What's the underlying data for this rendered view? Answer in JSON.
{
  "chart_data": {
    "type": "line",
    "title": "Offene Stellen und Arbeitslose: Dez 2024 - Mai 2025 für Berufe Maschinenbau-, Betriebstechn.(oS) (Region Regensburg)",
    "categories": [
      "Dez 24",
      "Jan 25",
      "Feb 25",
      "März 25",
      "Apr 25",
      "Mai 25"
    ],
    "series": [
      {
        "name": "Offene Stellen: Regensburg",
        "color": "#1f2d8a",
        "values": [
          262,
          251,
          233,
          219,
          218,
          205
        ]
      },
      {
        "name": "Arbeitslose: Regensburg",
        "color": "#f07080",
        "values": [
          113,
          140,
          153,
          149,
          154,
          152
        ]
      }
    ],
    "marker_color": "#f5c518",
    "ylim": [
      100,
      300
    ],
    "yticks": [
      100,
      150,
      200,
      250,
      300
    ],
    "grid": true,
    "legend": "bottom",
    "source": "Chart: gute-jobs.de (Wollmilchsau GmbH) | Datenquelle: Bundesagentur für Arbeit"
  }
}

* WHAT TO DO *
Search the records for the word "Arbeitslose", then list every line that has it.

* REPLY TO THE TASK *
    "title": "Offene Stellen und Arbeitslose: Dez 2024 - Mai 2025 für Berufe Maschinenbau-, Betriebstechn.(oS) (Region Regensburg)",
        "name": "Arbeitslose: Regensburg",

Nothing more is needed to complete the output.